[Task instructions] The entries below should be output exactly as written.

[Dataset extract]
* * * * * * *
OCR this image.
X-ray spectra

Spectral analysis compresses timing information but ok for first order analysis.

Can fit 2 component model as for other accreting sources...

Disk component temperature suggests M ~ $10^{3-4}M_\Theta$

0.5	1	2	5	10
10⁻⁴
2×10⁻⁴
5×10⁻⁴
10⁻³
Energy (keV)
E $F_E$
* * * * * * *
[Output of the task]
OCR this image.
X-ray spectra

Spectral analysis compresses timing information but ok for first order analysis.

Can fit 2 component model as for other accreting sources...

Disk component temperature suggests M ~ $10^{3-4}M_\Theta$

0.5	1	2	5	10
10⁻⁴
2×10⁻⁴
5×10⁻⁴
10⁻³
Energy (keV)
E $F_E$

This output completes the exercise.